*TEXTE FOURNI*:
De #Metoo à #Kutoo, quels progrès pour la femme japonaise ?
La Constitution japonaise du 3 novembre 1946 statue dans son article 14 que l’égalité entre tous les citoyens doit être garantie : « Tous les citoyens sont égaux devant la loi ; il n’existe aucune discrimination dans les relations politiques, économiques ou sociales fondée sur la race, la croyance, le sexe, la condition sociale ou l’origine familiale.«
Cependant, deux ans après #Metoo, la condition des femmes ne semble pas avoir beaucoup progressé et être toujours très éloignée de celle des hommes au Japon. Aujourd’hui, Journal du Japon vous propose de vous faire le point sur les évolutions de la situation tant au niveau des progrès que des difficultés récurrentes.
Des obligations vestimentaires à l’origine de #Kutoo :
En juin 2019, c’est un nouveau scandale qui naît au Japon. Il se diffuse sur Twitter, via l’hashtag #Kutoo. Les femmes critiquent l’obligation de porter des talons hauts à leur travail ; c’est un « dress code » qui leur est imposé alors qu’aucun n’est requis pour les hommes.
A l’origine de cette insurgence, Yumi ISHIKAWA. Ishikawa est une actrice et modèle de 32 ans, qui a impulsé une pétition déposée ensuite au Ministère de la Santé, du Travail et des Affaires sociales, « 厚生労働省 ». Quand cette pétition fut présentée, elle comportait déjà 17 000 signatures ; aujourd’hui, son nombre est presque de 32 000.

*DONNÉES FOURNIES*:
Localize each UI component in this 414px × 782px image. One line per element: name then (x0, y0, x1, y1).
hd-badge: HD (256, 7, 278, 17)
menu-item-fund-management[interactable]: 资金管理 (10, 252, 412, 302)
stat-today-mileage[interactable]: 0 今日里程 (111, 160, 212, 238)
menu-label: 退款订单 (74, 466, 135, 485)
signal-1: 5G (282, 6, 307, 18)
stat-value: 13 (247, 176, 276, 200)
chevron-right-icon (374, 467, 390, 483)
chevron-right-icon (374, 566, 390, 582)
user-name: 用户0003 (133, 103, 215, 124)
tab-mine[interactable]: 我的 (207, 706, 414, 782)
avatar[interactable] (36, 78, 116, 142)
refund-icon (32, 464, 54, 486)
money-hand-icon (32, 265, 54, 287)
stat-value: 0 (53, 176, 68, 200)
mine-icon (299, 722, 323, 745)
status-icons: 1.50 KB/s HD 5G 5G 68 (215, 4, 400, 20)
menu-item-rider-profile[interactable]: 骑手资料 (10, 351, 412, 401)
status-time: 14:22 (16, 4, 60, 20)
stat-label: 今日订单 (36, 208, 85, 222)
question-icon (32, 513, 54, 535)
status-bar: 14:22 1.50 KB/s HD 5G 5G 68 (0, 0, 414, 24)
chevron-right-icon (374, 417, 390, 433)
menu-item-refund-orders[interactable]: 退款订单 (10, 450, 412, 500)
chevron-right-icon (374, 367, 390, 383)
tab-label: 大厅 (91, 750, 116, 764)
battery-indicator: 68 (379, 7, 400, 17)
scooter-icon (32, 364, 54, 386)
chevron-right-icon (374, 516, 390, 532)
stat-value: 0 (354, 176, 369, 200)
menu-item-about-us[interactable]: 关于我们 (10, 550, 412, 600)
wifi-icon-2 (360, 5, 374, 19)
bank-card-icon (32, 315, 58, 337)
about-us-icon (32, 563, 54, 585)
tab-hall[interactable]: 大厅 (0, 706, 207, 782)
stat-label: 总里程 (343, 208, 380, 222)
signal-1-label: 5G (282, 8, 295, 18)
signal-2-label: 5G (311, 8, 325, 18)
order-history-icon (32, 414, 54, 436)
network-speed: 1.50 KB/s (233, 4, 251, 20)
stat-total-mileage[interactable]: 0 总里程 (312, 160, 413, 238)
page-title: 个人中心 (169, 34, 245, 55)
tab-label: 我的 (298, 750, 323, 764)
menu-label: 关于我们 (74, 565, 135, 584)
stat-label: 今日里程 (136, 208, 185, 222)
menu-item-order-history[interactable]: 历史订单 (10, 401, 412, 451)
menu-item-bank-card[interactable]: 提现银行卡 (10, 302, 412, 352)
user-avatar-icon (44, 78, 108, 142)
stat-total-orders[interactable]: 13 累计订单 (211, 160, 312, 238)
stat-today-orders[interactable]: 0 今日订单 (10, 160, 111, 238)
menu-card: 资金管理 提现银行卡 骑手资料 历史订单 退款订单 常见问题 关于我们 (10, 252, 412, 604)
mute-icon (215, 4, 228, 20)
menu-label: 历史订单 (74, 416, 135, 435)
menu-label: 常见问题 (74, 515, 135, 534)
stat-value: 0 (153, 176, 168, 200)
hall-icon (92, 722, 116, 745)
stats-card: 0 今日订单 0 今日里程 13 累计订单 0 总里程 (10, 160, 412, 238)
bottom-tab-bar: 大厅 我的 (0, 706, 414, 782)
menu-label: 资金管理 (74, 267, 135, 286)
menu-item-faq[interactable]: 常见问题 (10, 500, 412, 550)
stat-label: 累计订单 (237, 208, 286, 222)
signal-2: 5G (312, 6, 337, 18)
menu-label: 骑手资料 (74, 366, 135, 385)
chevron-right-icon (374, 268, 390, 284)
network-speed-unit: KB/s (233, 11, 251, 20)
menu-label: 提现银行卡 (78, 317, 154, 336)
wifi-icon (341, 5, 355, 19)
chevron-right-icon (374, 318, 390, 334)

==

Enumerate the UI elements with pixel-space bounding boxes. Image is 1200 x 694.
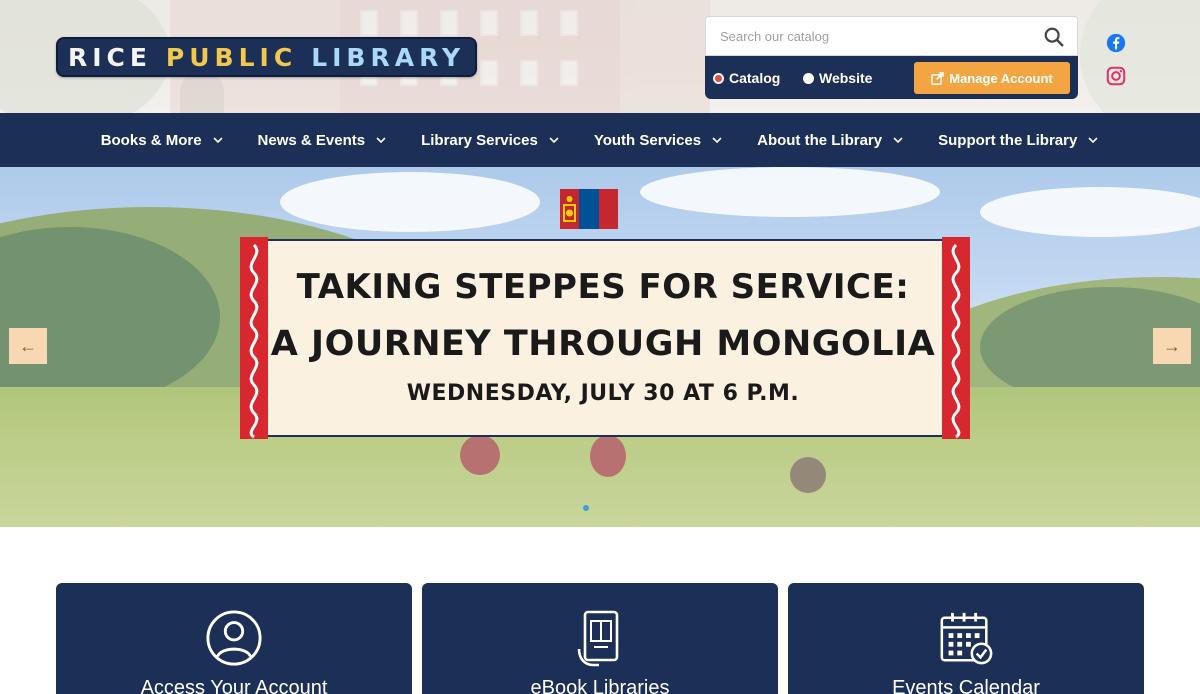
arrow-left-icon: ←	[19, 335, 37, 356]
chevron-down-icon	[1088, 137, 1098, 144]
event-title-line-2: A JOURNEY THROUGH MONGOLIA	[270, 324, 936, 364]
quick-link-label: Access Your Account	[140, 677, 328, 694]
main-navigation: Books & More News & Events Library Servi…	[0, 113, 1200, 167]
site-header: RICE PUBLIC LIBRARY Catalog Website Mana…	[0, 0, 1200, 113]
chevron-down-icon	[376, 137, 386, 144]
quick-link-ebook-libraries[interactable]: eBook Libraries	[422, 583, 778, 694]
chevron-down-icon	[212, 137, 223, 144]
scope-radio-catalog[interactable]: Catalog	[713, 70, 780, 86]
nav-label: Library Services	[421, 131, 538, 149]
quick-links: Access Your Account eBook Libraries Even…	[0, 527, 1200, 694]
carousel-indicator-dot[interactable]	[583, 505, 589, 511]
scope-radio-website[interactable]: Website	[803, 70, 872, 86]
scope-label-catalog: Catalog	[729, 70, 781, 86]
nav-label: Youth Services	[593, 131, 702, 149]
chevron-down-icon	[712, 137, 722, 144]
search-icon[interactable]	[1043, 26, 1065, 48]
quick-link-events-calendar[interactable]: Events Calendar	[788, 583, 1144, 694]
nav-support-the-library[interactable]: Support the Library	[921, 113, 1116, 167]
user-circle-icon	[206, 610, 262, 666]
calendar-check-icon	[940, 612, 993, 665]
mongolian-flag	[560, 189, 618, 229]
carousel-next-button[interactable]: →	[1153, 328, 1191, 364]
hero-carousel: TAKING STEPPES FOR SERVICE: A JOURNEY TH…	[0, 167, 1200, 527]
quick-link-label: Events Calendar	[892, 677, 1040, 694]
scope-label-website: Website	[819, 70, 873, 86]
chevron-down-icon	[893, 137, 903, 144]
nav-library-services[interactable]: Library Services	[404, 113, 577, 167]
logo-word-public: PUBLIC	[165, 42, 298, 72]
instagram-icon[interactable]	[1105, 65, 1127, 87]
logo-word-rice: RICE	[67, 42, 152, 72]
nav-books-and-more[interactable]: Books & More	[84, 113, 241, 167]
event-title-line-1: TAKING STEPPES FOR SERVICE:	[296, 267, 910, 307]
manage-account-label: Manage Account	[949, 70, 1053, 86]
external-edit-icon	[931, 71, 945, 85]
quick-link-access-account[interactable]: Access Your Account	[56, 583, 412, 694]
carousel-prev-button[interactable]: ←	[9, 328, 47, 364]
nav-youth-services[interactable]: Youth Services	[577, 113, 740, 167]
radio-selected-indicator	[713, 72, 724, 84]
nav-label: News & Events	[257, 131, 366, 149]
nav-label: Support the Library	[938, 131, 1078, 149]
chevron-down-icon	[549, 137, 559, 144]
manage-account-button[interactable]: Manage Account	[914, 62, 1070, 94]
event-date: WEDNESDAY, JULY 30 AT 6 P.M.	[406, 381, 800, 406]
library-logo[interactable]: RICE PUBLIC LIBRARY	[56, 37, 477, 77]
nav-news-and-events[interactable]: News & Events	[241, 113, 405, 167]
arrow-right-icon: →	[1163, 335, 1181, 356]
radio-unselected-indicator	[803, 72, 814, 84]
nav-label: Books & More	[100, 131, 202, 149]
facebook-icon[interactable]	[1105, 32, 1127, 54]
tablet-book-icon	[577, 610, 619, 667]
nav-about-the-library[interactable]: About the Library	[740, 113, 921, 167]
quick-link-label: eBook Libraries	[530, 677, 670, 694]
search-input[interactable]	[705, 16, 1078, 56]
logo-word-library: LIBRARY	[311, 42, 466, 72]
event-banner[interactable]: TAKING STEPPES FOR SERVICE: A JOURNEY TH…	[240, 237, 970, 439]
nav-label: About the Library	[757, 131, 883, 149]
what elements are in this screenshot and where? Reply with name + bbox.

*CONSIGNE*:
Reprenez le texte sur #Kutoo et la condition des femmes au Japon à la suite de sa dernière phrase. Les entrées n'ont aucun rapport avec le texte.

*RÉPONSE*:
#Kutoo vient de l’association du terme « Kutsu », qui veut dire chaussure, et « Kutsuu », qui signifie douleur.
« #Kutoo Je veux me débarrasser de l’obligation de porter des chaussures à talon sur mon lieu de travail »
« #Kutoo est issu de la combinaison des mots « chaussure » (kutsu) et « douleur » (kutsû) et du hashtag #Metoo, dont il partage également la signification. »
Le problème avec l’obligation de porter des talons hauts est que cette pratique entraîne un problème de santé publique. En effet, porter régulièrement des talons de plus de 5,08 cm augmente la pression sur le tendon d’Achille et les muscles du mollet. Ainsi, plus vous vous habituez à porter des talons hauts, plus le risque de tendinites accroît lorsque vous repassez à des chaussures plates.
En réponse aux réclamations des femmes, le ministre de la Santé, du Travail et des Affaires sociales, Takumi NEMOTO, avait déclaré, le mercredi 5 juin 2019, que « C’est quelque chose qui est socialement accepté et qui tombe dans le domaine de ce qui est professionnellement nécessaire et approprié ».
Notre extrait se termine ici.